Stored items
==============================

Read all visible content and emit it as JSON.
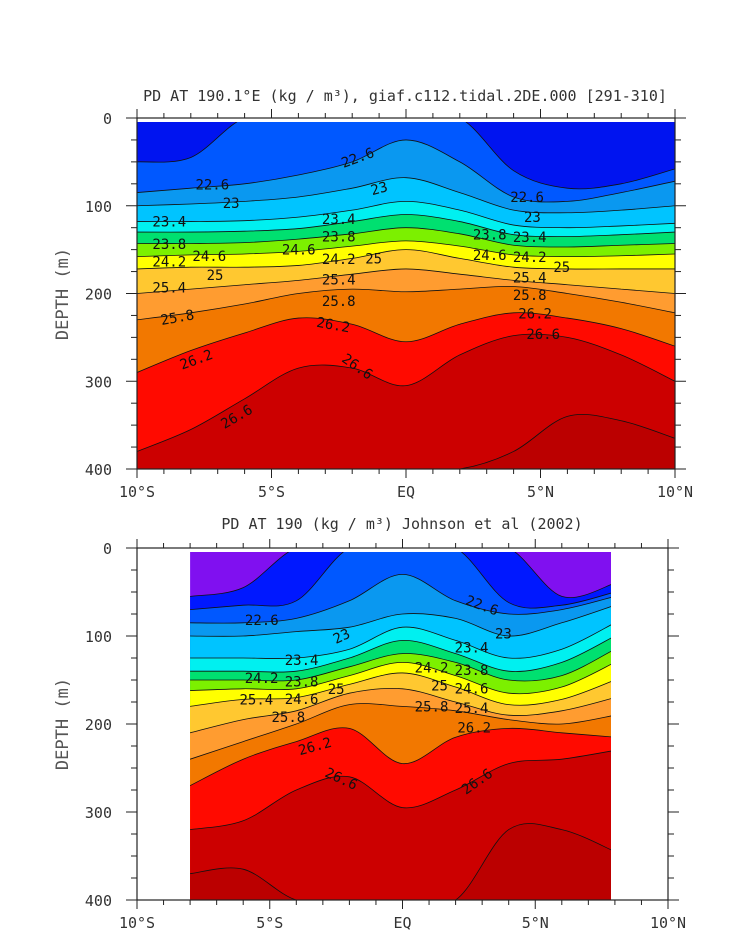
{
  "chart_data": [
    {
      "type": "contour",
      "title": "PD AT 190.1°E (kg / m³), giaf.c112.tidal.2DE.000 [291-310]",
      "xlabel": "",
      "ylabel": "DEPTH (m)",
      "xlim": [
        -10,
        10
      ],
      "ylim": [
        0,
        400
      ],
      "data_xlim": [
        -10,
        10
      ],
      "x_ticks": [
        {
          "v": -10,
          "label": "10°S"
        },
        {
          "v": -5,
          "label": "5°S"
        },
        {
          "v": 0,
          "label": "EQ"
        },
        {
          "v": 5,
          "label": "5°N"
        },
        {
          "v": 10,
          "label": "10°N"
        }
      ],
      "y_ticks": [
        {
          "v": 0,
          "label": "0"
        },
        {
          "v": 100,
          "label": "100"
        },
        {
          "v": 200,
          "label": "200"
        },
        {
          "v": 300,
          "label": "300"
        },
        {
          "v": 400,
          "label": "400"
        }
      ],
      "lats": [
        -10,
        -8,
        -6,
        -4,
        -2,
        0,
        2,
        4,
        6,
        8,
        10
      ],
      "top_color": "#0014f0",
      "levels": [
        {
          "level": 22.2,
          "below_color": "#0058ff",
          "depths": [
            50,
            45,
            0,
            0,
            0,
            0,
            0,
            60,
            80,
            75,
            58
          ]
        },
        {
          "level": 22.6,
          "below_color": "#0a98f0",
          "depths": [
            85,
            80,
            75,
            65,
            50,
            25,
            50,
            90,
            95,
            85,
            72
          ]
        },
        {
          "level": 23.0,
          "below_color": "#00c4ff",
          "depths": [
            100,
            98,
            95,
            90,
            80,
            68,
            85,
            105,
            108,
            105,
            100
          ]
        },
        {
          "level": 23.4,
          "below_color": "#00f0f0",
          "depths": [
            118,
            118,
            117,
            113,
            105,
            95,
            105,
            122,
            125,
            123,
            120
          ]
        },
        {
          "level": 23.8,
          "below_color": "#00e070",
          "depths": [
            130,
            130,
            129,
            126,
            118,
            110,
            118,
            133,
            135,
            133,
            130
          ]
        },
        {
          "level": 24.2,
          "below_color": "#7cf000",
          "depths": [
            143,
            143,
            142,
            138,
            132,
            125,
            132,
            145,
            147,
            145,
            143
          ]
        },
        {
          "level": 24.6,
          "below_color": "#ffff00",
          "depths": [
            158,
            156,
            155,
            152,
            146,
            140,
            146,
            156,
            158,
            157,
            155
          ]
        },
        {
          "level": 25.0,
          "below_color": "#ffc830",
          "depths": [
            172,
            170,
            170,
            168,
            160,
            150,
            160,
            170,
            172,
            172,
            172
          ]
        },
        {
          "level": 25.4,
          "below_color": "#ff9c30",
          "depths": [
            200,
            195,
            190,
            185,
            178,
            172,
            178,
            185,
            190,
            195,
            200
          ]
        },
        {
          "level": 25.8,
          "below_color": "#f27800",
          "depths": [
            230,
            222,
            212,
            200,
            195,
            198,
            195,
            192,
            200,
            210,
            222
          ]
        },
        {
          "level": 26.2,
          "below_color": "#ff0a00",
          "depths": [
            290,
            265,
            245,
            228,
            235,
            255,
            235,
            222,
            228,
            240,
            260
          ]
        },
        {
          "level": 26.6,
          "below_color": "#cc0000",
          "depths": [
            380,
            355,
            320,
            285,
            285,
            305,
            270,
            248,
            250,
            270,
            300
          ]
        },
        {
          "level": 27.0,
          "below_color": "#bb0000",
          "depths": [
            400,
            400,
            400,
            400,
            400,
            400,
            400,
            380,
            340,
            345,
            365
          ]
        }
      ],
      "labels": [
        {
          "text": "22.6",
          "lat": -1.8,
          "depth": 45,
          "rot": -20
        },
        {
          "text": "22.6",
          "lat": -7.2,
          "depth": 76,
          "rot": 0
        },
        {
          "text": "22.6",
          "lat": 4.5,
          "depth": 90,
          "rot": 0
        },
        {
          "text": "23",
          "lat": -6.5,
          "depth": 97,
          "rot": 0
        },
        {
          "text": "23",
          "lat": -1.0,
          "depth": 80,
          "rot": -15
        },
        {
          "text": "23",
          "lat": 4.7,
          "depth": 106,
          "rot": 0
        },
        {
          "text": "23.4",
          "lat": -8.8,
          "depth": 118,
          "rot": 0
        },
        {
          "text": "23.8",
          "lat": -8.8,
          "depth": 130,
          "rot": 0
        },
        {
          "text": "24.2",
          "lat": -8.8,
          "depth": 143,
          "rot": 0
        },
        {
          "text": "24.6",
          "lat": -8.8,
          "depth": 157,
          "rot": 0
        },
        {
          "text": "25",
          "lat": -7.1,
          "depth": 172,
          "rot": 0
        },
        {
          "text": "25.4",
          "lat": -8.8,
          "depth": 193,
          "rot": 0
        },
        {
          "text": "25.8",
          "lat": -8.5,
          "depth": 227,
          "rot": -10
        },
        {
          "text": "26.2",
          "lat": -7.8,
          "depth": 275,
          "rot": -20
        },
        {
          "text": "26.6",
          "lat": -6.3,
          "depth": 340,
          "rot": -30
        },
        {
          "text": "23.4",
          "lat": -2.5,
          "depth": 115,
          "rot": 0
        },
        {
          "text": "23.8",
          "lat": -2.5,
          "depth": 128,
          "rot": 0
        },
        {
          "text": "24.2",
          "lat": -2.5,
          "depth": 140,
          "rot": 0
        },
        {
          "text": "24.6",
          "lat": -2.5,
          "depth": 150,
          "rot": 0
        },
        {
          "text": "25",
          "lat": -1.5,
          "depth": 160,
          "rot": 0
        },
        {
          "text": "25.4",
          "lat": -2.5,
          "depth": 177,
          "rot": 0
        },
        {
          "text": "25.8",
          "lat": -2.5,
          "depth": 195,
          "rot": 0
        },
        {
          "text": "26.2",
          "lat": -2.7,
          "depth": 215,
          "rot": 10
        },
        {
          "text": "26.6",
          "lat": -1.8,
          "depth": 283,
          "rot": 35
        },
        {
          "text": "23.4",
          "lat": 4.6,
          "depth": 122,
          "rot": 0
        },
        {
          "text": "23.8",
          "lat": 4.6,
          "depth": 133,
          "rot": 0
        },
        {
          "text": "24.2",
          "lat": 4.6,
          "depth": 145,
          "rot": 0
        },
        {
          "text": "24.6",
          "lat": 4.6,
          "depth": 156,
          "rot": 0
        },
        {
          "text": "25",
          "lat": 4.9,
          "depth": 170,
          "rot": 0
        },
        {
          "text": "25.4",
          "lat": 4.6,
          "depth": 182,
          "rot": 0
        },
        {
          "text": "25.8",
          "lat": 4.6,
          "depth": 195,
          "rot": 0
        },
        {
          "text": "26.2",
          "lat": 4.8,
          "depth": 216,
          "rot": 0
        },
        {
          "text": "26.6",
          "lat": 5.1,
          "depth": 246,
          "rot": 0
        }
      ]
    },
    {
      "type": "contour",
      "title": "PD AT 190 (kg / m³) Johnson et al (2002)",
      "xlabel": "",
      "ylabel": "DEPTH (m)",
      "xlim": [
        -10,
        10
      ],
      "ylim": [
        0,
        400
      ],
      "data_xlim": [
        -7.8,
        8
      ],
      "x_ticks": [
        {
          "v": -10,
          "label": "10°S"
        },
        {
          "v": -5,
          "label": "5°S"
        },
        {
          "v": 0,
          "label": "EQ"
        },
        {
          "v": 5,
          "label": "5°N"
        },
        {
          "v": 10,
          "label": "10°N"
        }
      ],
      "y_ticks": [
        {
          "v": 0,
          "label": "0"
        },
        {
          "v": 100,
          "label": "100"
        },
        {
          "v": 200,
          "label": "200"
        },
        {
          "v": 300,
          "label": "300"
        },
        {
          "v": 400,
          "label": "400"
        }
      ],
      "lats": [
        -8,
        -6,
        -4,
        -2,
        0,
        2,
        4,
        6,
        8
      ],
      "top_color": "#8010f0",
      "levels": [
        {
          "level": 21.8,
          "below_color": "#0018ff",
          "depths": [
            55,
            45,
            0,
            0,
            0,
            0,
            0,
            55,
            40
          ]
        },
        {
          "level": 22.2,
          "below_color": "#0058ff",
          "depths": [
            70,
            65,
            60,
            0,
            0,
            0,
            62,
            65,
            50
          ]
        },
        {
          "level": 22.6,
          "below_color": "#0a98f0",
          "depths": [
            85,
            85,
            80,
            60,
            30,
            60,
            75,
            70,
            55
          ]
        },
        {
          "level": 23.0,
          "below_color": "#00c4ff",
          "depths": [
            100,
            100,
            95,
            90,
            75,
            80,
            100,
            85,
            65
          ]
        },
        {
          "level": 23.4,
          "below_color": "#00f0f0",
          "depths": [
            125,
            125,
            125,
            115,
            90,
            105,
            125,
            115,
            85
          ]
        },
        {
          "level": 23.8,
          "below_color": "#00e070",
          "depths": [
            140,
            140,
            140,
            125,
            105,
            120,
            140,
            130,
            100
          ]
        },
        {
          "level": 24.2,
          "below_color": "#7cf000",
          "depths": [
            150,
            150,
            150,
            135,
            120,
            130,
            150,
            145,
            115
          ]
        },
        {
          "level": 24.6,
          "below_color": "#ffff00",
          "depths": [
            162,
            160,
            160,
            145,
            130,
            145,
            165,
            158,
            130
          ]
        },
        {
          "level": 25.0,
          "below_color": "#ffc830",
          "depths": [
            180,
            172,
            170,
            155,
            142,
            158,
            178,
            172,
            150
          ]
        },
        {
          "level": 25.4,
          "below_color": "#ff9c30",
          "depths": [
            210,
            195,
            185,
            165,
            160,
            175,
            190,
            185,
            170
          ]
        },
        {
          "level": 25.8,
          "below_color": "#f27800",
          "depths": [
            240,
            220,
            200,
            178,
            180,
            185,
            195,
            200,
            190
          ]
        },
        {
          "level": 26.2,
          "below_color": "#ff0a00",
          "depths": [
            270,
            240,
            220,
            205,
            245,
            215,
            205,
            210,
            215
          ]
        },
        {
          "level": 26.6,
          "below_color": "#cc0000",
          "depths": [
            320,
            310,
            275,
            260,
            295,
            275,
            245,
            240,
            230
          ]
        },
        {
          "level": 27.0,
          "below_color": "#bb0000",
          "depths": [
            370,
            365,
            400,
            400,
            400,
            400,
            320,
            320,
            345
          ]
        }
      ],
      "labels": [
        {
          "text": "22.6",
          "lat": -5.3,
          "depth": 82,
          "rot": 0
        },
        {
          "text": "22.6",
          "lat": 3.0,
          "depth": 65,
          "rot": 20
        },
        {
          "text": "23",
          "lat": -2.3,
          "depth": 100,
          "rot": -25
        },
        {
          "text": "23",
          "lat": 3.8,
          "depth": 97,
          "rot": 0
        },
        {
          "text": "23.4",
          "lat": -3.8,
          "depth": 127,
          "rot": 0
        },
        {
          "text": "23.8",
          "lat": -3.8,
          "depth": 138,
          "rot": 0
        },
        {
          "text": "24.2",
          "lat": -3.8,
          "depth": 148,
          "rot": 0
        },
        {
          "text": "24.6",
          "lat": -3.8,
          "depth": 158,
          "rot": 0
        },
        {
          "text": "25",
          "lat": -2.5,
          "depth": 160,
          "rot": 0
        },
        {
          "text": "25.4",
          "lat": -4.3,
          "depth": 172,
          "rot": 0
        },
        {
          "text": "25.8",
          "lat": -4.3,
          "depth": 185,
          "rot": 0
        },
        {
          "text": "26.2",
          "lat": -3.3,
          "depth": 225,
          "rot": -15
        },
        {
          "text": "26.6",
          "lat": -2.3,
          "depth": 262,
          "rot": 25
        },
        {
          "text": "23.4",
          "lat": 2.6,
          "depth": 113,
          "rot": 0
        },
        {
          "text": "23.8",
          "lat": 2.6,
          "depth": 125,
          "rot": 0
        },
        {
          "text": "24.2",
          "lat": 2.6,
          "depth": 136,
          "rot": 0
        },
        {
          "text": "24.6",
          "lat": 2.6,
          "depth": 146,
          "rot": 0
        },
        {
          "text": "25",
          "lat": 2.6,
          "depth": 156,
          "rot": 0
        },
        {
          "text": "25.4",
          "lat": 2.6,
          "depth": 168,
          "rot": 0
        },
        {
          "text": "25.8",
          "lat": 2.6,
          "depth": 180,
          "rot": 0
        },
        {
          "text": "26.2",
          "lat": 2.7,
          "depth": 197,
          "rot": 0
        },
        {
          "text": "26.6",
          "lat": 2.8,
          "depth": 265,
          "rot": -35
        }
      ]
    }
  ]
}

==============================

• Requirements: What is the number of lines in the data holding the word "title"? Reply with that number only.

• The completed task: 2